Aim
Provide an exact reproduction of every entry.

□ □ □ □

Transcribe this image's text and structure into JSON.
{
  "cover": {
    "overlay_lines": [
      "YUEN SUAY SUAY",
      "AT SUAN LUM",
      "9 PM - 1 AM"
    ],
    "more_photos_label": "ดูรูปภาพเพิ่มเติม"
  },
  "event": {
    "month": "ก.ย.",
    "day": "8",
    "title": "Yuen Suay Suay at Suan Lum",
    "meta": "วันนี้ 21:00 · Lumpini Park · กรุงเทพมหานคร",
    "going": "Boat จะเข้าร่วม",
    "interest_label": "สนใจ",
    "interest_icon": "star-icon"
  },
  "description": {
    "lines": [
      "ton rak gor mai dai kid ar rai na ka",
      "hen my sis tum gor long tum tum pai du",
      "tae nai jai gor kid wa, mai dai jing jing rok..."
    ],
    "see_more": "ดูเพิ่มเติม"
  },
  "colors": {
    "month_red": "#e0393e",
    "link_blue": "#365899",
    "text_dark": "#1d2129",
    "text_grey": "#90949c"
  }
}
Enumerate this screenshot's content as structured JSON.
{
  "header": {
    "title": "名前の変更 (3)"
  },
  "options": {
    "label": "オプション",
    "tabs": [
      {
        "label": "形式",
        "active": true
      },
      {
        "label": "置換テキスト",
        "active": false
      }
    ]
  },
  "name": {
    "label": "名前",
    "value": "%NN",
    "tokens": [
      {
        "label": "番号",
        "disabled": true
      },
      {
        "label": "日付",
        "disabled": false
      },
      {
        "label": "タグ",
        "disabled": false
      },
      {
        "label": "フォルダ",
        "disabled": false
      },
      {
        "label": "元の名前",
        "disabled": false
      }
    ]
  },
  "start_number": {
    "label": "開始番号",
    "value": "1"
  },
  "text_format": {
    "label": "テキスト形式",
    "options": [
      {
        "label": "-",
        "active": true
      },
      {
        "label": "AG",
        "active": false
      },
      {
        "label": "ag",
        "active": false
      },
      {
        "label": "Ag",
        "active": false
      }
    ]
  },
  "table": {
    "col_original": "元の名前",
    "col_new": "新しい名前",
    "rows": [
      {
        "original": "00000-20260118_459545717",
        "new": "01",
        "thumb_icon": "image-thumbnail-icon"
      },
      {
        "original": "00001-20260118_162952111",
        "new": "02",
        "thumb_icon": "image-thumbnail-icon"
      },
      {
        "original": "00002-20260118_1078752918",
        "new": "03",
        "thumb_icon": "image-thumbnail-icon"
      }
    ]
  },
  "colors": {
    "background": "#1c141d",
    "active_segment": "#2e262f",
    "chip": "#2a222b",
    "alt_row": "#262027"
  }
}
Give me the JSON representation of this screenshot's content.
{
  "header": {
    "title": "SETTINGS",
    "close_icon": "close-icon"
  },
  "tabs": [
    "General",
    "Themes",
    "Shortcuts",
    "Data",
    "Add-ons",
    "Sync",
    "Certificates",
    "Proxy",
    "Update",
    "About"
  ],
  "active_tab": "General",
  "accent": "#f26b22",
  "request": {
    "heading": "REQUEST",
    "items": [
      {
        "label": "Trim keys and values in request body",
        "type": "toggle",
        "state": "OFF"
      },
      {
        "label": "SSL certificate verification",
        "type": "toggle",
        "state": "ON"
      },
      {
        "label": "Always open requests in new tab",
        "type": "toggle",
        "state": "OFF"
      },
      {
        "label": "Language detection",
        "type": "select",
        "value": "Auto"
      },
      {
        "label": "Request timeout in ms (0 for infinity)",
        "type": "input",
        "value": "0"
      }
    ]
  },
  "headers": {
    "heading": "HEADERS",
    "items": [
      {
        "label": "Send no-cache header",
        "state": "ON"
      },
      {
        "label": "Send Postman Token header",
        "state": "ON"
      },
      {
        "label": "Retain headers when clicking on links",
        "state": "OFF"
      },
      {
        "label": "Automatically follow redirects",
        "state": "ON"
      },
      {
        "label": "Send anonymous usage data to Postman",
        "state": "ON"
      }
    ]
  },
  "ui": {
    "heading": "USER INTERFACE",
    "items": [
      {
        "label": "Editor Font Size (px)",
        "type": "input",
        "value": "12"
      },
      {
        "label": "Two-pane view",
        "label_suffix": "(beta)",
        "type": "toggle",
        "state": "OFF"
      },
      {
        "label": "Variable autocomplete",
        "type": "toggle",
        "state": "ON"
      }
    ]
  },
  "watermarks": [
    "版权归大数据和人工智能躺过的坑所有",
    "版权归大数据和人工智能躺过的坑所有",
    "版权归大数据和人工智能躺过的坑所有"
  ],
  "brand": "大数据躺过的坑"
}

□ □ □ □

Correct response
Transcribe this image's text and structure into JSON.
{
  "cover": {
    "overlay_lines": [
      "YUEN SUAY SUAY",
      "AT SUAN LUM",
      "9 PM - 1 AM"
    ],
    "more_photos_label": "ดูรูปภาพเพิ่มเติม"
  },
  "event": {
    "month": "ก.ย.",
    "day": "8",
    "title": "Yuen Suay Suay at Suan Lum",
    "meta": "วันนี้ 21:00 · Lumpini Park · กรุงเทพมหานคร",
    "going": "Boat จะเข้าร่วม",
    "interest_label": "สนใจ",
    "interest_icon": "star-icon"
  },
  "description": {
    "lines": [
      "ton rak gor mai dai kid ar rai na ka",
      "hen my sis tum gor long tum tum pai du",
      "tae nai jai gor kid wa, mai dai jing jing rok..."
    ],
    "see_more": "ดูเพิ่มเติม"
  },
  "colors": {
    "month_red": "#e0393e",
    "link_blue": "#365899",
    "text_dark": "#1d2129",
    "text_grey": "#90949c"
  }
}
Enumerate this screenshot's content as structured JSON.
{
  "header": {
    "title": "名前の変更 (3)"
  },
  "options": {
    "label": "オプション",
    "tabs": [
      {
        "label": "形式",
        "active": true
      },
      {
        "label": "置換テキスト",
        "active": false
      }
    ]
  },
  "name": {
    "label": "名前",
    "value": "%NN",
    "tokens": [
      {
        "label": "番号",
        "disabled": true
      },
      {
        "label": "日付",
        "disabled": false
      },
      {
        "label": "タグ",
        "disabled": false
      },
      {
        "label": "フォルダ",
        "disabled": false
      },
      {
        "label": "元の名前",
        "disabled": false
      }
    ]
  },
  "start_number": {
    "label": "開始番号",
    "value": "1"
  },
  "text_format": {
    "label": "テキスト形式",
    "options": [
      {
        "label": "-",
        "active": true
      },
      {
        "label": "AG",
        "active": false
      },
      {
        "label": "ag",
        "active": false
      },
      {
        "label": "Ag",
        "active": false
      }
    ]
  },
  "table": {
    "col_original": "元の名前",
    "col_new": "新しい名前",
    "rows": [
      {
        "original": "00000-20260118_459545717",
        "new": "01",
        "thumb_icon": "image-thumbnail-icon"
      },
      {
        "original": "00001-20260118_162952111",
        "new": "02",
        "thumb_icon": "image-thumbnail-icon"
      },
      {
        "original": "00002-20260118_1078752918",
        "new": "03",
        "thumb_icon": "image-thumbnail-icon"
      }
    ]
  },
  "colors": {
    "background": "#1c141d",
    "active_segment": "#2e262f",
    "chip": "#2a222b",
    "alt_row": "#262027"
  }
}
Give me the JSON representation of this screenshot's content.
{
  "header": {
    "title": "SETTINGS",
    "close_icon": "close-icon"
  },
  "tabs": [
    "General",
    "Themes",
    "Shortcuts",
    "Data",
    "Add-ons",
    "Sync",
    "Certificates",
    "Proxy",
    "Update",
    "About"
  ],
  "active_tab": "General",
  "accent": "#f26b22",
  "request": {
    "heading": "REQUEST",
    "items": [
      {
        "label": "Trim keys and values in request body",
        "type": "toggle",
        "state": "OFF"
      },
      {
        "label": "SSL certificate verification",
        "type": "toggle",
        "state": "ON"
      },
      {
        "label": "Always open requests in new tab",
        "type": "toggle",
        "state": "OFF"
      },
      {
        "label": "Language detection",
        "type": "select",
        "value": "Auto"
      },
      {
        "label": "Request timeout in ms (0 for infinity)",
        "type": "input",
        "value": "0"
      }
    ]
  },
  "headers": {
    "heading": "HEADERS",
    "items": [
      {
        "label": "Send no-cache header",
        "state": "ON"
      },
      {
        "label": "Send Postman Token header",
        "state": "ON"
      },
      {
        "label": "Retain headers when clicking on links",
        "state": "OFF"
      },
      {
        "label": "Automatically follow redirects",
        "state": "ON"
      },
      {
        "label": "Send anonymous usage data to Postman",
        "state": "ON"
      }
    ]
  },
  "ui": {
    "heading": "USER INTERFACE",
    "items": [
      {
        "label": "Editor Font Size (px)",
        "type": "input",
        "value": "12"
      },
      {
        "label": "Two-pane view",
        "label_suffix": "(beta)",
        "type": "toggle",
        "state": "OFF"
      },
      {
        "label": "Variable autocomplete",
        "type": "toggle",
        "state": "ON"
      }
    ]
  },
  "watermarks": [
    "版权归大数据和人工智能躺过的坑所有",
    "版权归大数据和人工智能躺过的坑所有",
    "版权归大数据和人工智能躺过的坑所有"
  ],
  "brand": "大数据躺过的坑"
}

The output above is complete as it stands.